(Stored data)

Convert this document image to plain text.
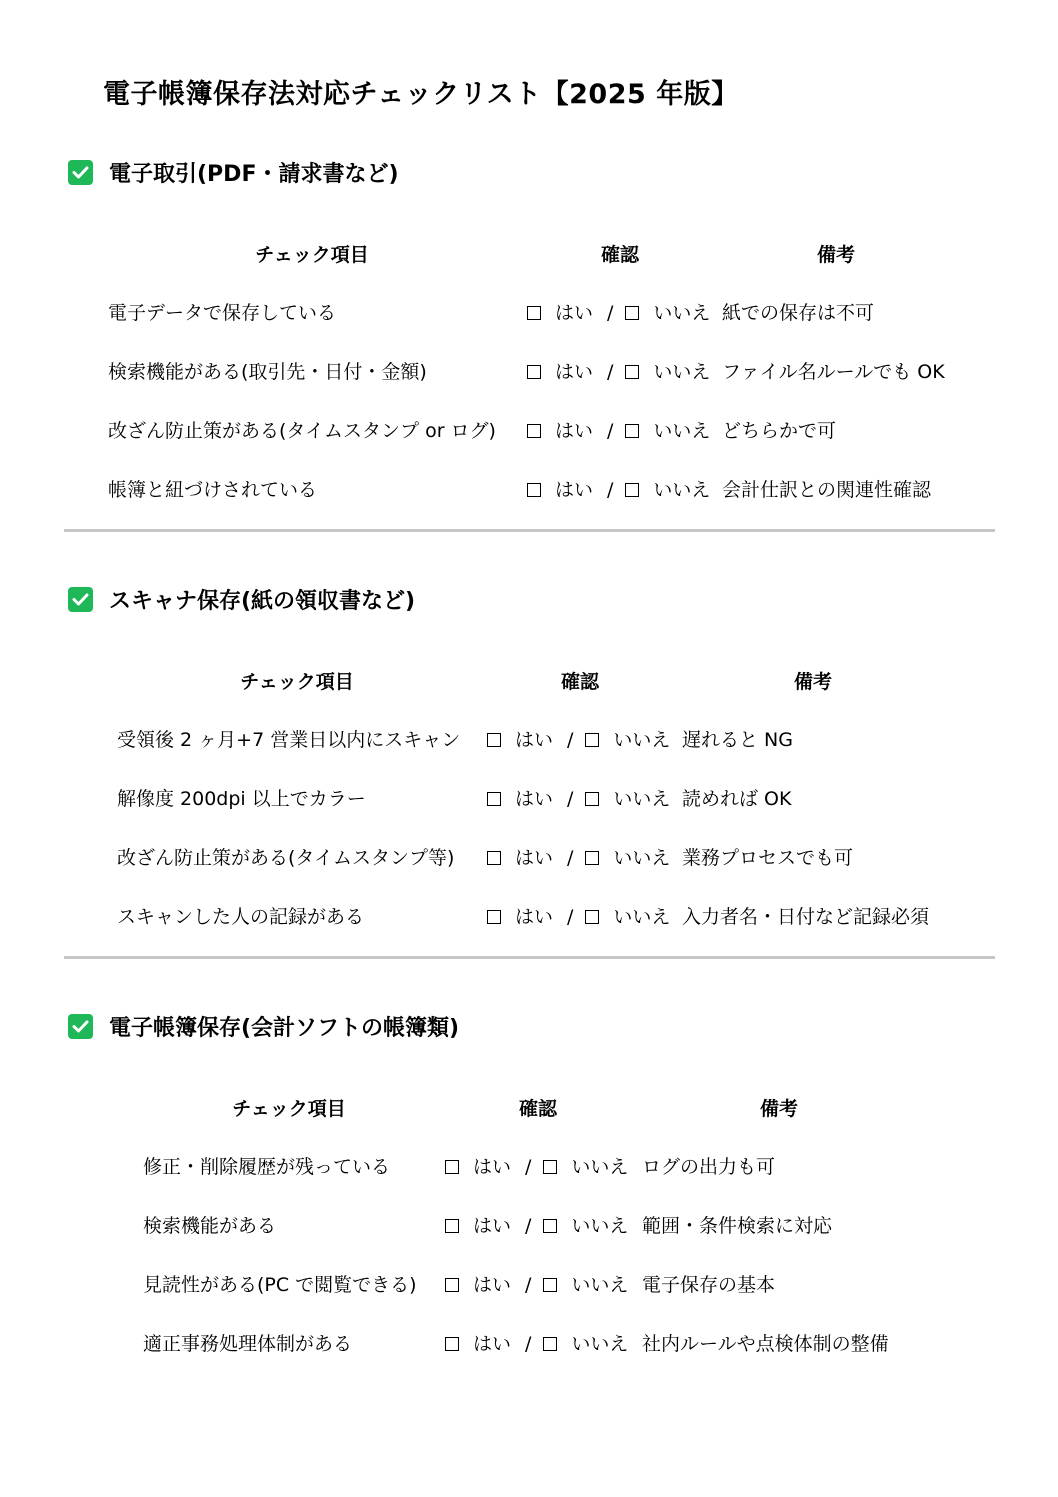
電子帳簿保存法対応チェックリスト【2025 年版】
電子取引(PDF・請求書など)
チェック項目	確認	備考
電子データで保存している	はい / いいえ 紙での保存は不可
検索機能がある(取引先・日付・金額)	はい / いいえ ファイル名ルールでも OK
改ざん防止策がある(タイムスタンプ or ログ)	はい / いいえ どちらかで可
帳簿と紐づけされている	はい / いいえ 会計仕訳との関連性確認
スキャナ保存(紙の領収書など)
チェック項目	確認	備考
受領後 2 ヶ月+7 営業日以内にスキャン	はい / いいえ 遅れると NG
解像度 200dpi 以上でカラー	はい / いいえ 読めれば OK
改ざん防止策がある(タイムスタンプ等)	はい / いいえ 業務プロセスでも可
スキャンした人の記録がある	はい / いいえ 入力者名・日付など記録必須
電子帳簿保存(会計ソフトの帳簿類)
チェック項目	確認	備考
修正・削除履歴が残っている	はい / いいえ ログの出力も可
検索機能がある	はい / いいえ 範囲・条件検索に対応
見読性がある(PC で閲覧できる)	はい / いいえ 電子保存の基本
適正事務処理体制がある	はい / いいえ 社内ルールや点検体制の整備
---
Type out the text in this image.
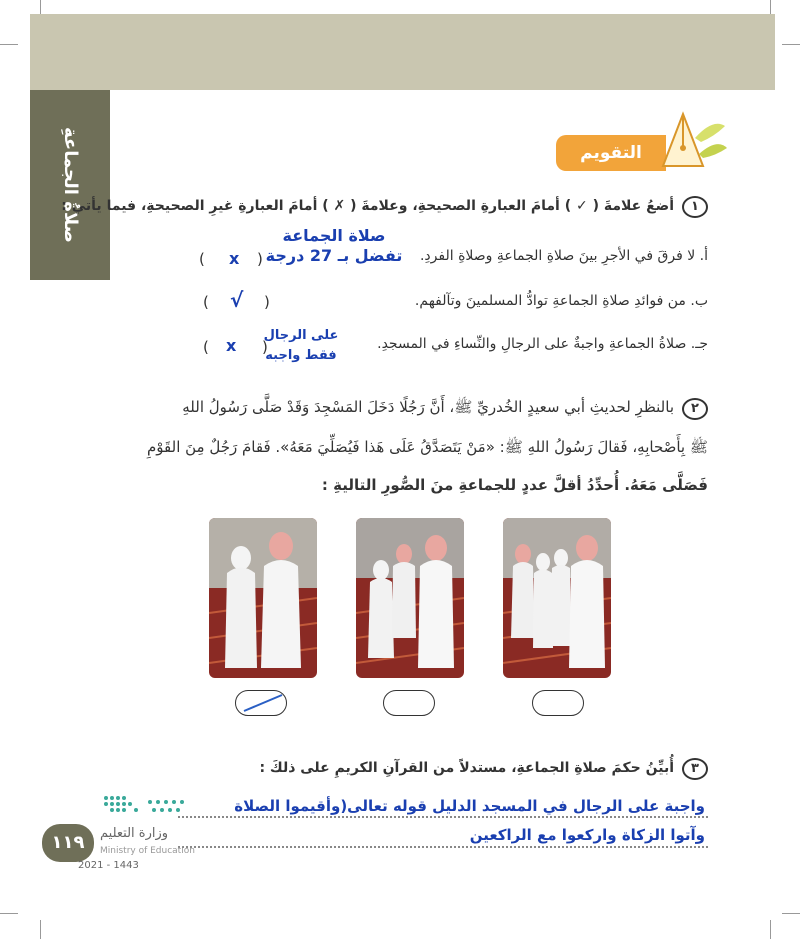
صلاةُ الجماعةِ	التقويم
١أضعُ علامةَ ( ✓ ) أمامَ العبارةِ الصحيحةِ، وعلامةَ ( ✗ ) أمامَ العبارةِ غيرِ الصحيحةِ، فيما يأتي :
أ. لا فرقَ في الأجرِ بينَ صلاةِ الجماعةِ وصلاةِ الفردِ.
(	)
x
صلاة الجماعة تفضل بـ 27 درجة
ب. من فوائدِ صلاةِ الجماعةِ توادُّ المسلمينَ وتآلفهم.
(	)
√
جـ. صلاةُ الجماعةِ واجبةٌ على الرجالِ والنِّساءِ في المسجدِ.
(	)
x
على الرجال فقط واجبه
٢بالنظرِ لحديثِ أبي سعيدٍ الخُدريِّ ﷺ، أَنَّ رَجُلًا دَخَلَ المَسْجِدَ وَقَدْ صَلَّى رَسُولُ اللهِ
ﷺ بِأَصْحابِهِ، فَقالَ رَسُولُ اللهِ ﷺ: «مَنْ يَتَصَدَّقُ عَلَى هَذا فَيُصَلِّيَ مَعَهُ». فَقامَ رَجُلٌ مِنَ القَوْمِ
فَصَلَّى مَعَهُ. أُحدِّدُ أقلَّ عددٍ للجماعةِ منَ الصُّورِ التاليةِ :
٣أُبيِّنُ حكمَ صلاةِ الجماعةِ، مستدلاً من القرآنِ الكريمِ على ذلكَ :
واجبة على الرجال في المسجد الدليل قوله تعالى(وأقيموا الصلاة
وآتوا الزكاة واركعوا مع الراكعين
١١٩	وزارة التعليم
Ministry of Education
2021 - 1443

__Job__.
Search the data for the word "image" and copy each line where it appears.

__Result__.
Convert this document image to plain text.
Type out the text in this image.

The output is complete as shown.